→ Brief: Look at each line of the records and count those with "continuum" in them. Please answer with the count alone.

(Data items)

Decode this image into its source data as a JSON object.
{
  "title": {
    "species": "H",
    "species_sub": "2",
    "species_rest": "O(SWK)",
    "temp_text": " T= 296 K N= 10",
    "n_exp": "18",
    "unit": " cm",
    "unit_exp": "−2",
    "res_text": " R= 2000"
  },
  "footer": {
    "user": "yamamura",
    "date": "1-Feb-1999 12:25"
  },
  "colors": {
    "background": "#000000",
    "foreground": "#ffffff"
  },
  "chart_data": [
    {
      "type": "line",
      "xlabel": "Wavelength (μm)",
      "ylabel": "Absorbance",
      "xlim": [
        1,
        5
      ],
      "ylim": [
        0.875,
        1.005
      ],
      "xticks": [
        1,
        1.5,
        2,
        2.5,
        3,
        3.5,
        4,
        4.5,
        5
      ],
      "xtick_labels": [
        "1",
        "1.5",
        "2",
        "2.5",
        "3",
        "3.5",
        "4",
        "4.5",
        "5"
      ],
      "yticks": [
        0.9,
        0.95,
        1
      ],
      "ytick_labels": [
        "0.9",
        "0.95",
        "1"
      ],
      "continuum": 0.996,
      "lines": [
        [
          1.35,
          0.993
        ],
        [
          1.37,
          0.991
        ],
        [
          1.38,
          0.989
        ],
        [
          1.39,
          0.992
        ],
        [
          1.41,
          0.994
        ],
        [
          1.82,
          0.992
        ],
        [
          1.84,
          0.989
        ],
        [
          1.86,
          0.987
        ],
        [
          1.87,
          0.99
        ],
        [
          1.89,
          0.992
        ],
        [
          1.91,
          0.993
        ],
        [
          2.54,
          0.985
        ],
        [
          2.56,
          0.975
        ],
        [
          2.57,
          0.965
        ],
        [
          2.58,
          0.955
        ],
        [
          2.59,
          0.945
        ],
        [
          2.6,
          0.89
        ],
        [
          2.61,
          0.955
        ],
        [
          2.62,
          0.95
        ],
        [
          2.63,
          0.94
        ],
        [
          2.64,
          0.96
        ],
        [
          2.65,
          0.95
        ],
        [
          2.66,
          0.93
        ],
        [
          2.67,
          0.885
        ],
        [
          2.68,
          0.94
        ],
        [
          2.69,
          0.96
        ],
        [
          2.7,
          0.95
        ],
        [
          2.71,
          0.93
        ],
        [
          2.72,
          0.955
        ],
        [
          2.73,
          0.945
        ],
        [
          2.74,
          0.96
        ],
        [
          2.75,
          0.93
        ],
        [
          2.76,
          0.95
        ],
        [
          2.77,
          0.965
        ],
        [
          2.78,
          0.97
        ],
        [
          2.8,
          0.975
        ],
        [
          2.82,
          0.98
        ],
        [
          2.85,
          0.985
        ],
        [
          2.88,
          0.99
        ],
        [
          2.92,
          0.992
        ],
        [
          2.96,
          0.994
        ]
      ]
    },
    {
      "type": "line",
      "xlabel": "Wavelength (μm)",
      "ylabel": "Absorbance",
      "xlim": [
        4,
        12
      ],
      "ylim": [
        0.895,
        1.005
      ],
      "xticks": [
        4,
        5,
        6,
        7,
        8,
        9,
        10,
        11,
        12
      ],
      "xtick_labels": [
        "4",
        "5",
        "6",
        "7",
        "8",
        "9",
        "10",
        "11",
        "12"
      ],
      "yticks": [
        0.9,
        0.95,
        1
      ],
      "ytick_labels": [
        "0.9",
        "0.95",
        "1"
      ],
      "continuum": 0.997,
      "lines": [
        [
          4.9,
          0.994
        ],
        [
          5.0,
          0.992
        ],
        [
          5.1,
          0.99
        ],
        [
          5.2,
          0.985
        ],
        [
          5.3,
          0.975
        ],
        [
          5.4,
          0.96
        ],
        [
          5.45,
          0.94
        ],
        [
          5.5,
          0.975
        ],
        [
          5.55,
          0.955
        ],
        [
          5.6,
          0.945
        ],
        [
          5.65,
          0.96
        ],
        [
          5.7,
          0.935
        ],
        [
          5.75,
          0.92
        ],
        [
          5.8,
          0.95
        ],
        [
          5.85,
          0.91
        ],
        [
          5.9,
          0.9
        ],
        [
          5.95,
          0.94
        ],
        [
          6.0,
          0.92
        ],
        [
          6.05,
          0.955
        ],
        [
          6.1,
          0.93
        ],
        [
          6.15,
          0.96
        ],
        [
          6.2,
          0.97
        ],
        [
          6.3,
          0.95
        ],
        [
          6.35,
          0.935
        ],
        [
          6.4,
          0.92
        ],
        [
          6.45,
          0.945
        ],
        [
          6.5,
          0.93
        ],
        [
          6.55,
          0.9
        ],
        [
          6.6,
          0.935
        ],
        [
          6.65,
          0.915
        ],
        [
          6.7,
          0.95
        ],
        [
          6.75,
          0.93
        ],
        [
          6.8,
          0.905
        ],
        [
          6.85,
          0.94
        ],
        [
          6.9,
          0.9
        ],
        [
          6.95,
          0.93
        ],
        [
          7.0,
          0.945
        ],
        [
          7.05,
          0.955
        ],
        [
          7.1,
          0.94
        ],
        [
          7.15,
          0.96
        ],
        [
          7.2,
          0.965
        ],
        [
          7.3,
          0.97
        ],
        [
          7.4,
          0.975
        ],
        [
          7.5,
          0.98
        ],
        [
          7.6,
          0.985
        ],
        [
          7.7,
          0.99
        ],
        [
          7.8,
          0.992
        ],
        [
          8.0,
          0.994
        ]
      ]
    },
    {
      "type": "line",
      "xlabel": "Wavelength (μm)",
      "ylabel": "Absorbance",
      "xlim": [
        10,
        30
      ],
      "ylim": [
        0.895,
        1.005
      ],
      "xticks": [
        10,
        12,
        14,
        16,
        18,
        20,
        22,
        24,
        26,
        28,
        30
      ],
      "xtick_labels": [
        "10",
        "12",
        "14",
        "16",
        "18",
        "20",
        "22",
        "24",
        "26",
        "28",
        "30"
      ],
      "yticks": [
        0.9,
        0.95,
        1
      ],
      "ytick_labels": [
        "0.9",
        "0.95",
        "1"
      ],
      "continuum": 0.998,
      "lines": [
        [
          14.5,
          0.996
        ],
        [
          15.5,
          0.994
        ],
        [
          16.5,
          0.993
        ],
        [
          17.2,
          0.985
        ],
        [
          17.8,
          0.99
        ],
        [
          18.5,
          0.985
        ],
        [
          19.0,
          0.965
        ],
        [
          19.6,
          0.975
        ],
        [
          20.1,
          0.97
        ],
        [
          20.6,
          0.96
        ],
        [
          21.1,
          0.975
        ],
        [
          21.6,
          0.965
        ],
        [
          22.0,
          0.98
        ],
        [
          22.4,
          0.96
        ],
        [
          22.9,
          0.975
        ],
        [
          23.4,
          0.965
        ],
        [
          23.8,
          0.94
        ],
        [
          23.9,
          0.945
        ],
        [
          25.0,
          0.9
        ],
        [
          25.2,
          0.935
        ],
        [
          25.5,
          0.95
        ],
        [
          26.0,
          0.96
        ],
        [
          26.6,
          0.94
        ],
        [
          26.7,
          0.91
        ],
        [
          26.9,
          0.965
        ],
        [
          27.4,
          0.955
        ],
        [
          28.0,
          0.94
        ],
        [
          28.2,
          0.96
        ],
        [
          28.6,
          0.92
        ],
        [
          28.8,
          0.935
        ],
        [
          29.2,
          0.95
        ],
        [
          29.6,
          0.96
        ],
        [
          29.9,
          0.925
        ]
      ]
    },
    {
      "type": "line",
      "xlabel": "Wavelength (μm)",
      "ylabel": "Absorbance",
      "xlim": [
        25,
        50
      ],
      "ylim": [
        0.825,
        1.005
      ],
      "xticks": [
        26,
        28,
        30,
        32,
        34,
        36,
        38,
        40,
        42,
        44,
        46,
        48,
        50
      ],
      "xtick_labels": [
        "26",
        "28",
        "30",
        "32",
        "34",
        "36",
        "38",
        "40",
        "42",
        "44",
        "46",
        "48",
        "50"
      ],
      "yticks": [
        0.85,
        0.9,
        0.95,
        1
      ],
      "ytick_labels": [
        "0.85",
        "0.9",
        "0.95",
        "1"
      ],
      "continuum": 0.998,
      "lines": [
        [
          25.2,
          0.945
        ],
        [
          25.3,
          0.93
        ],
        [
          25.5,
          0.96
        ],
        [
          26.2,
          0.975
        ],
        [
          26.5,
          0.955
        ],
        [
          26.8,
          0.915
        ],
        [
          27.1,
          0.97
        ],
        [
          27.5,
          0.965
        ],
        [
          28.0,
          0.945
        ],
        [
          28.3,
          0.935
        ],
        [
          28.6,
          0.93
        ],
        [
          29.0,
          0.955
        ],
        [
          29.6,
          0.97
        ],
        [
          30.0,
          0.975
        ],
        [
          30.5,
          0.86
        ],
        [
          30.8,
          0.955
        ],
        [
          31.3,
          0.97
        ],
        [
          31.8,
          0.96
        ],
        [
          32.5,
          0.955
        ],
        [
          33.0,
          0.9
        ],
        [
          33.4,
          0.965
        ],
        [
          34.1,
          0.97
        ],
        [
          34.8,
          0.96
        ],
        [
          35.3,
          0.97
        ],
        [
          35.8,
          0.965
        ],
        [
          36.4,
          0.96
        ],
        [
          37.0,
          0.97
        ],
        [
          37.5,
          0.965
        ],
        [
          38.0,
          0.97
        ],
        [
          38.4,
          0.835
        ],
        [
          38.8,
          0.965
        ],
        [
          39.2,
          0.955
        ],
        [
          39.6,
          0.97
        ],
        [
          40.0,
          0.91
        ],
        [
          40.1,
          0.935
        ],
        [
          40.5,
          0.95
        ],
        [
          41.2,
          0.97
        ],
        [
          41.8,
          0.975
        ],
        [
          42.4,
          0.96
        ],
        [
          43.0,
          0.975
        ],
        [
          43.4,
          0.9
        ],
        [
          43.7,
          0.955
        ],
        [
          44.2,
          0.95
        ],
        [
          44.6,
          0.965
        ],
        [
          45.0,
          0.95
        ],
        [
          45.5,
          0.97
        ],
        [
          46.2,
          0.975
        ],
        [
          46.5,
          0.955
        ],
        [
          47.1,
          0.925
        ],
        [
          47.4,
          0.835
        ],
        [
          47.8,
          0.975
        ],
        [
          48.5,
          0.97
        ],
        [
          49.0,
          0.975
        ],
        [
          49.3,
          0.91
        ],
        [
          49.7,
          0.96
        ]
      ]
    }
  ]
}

→ Expected output: 4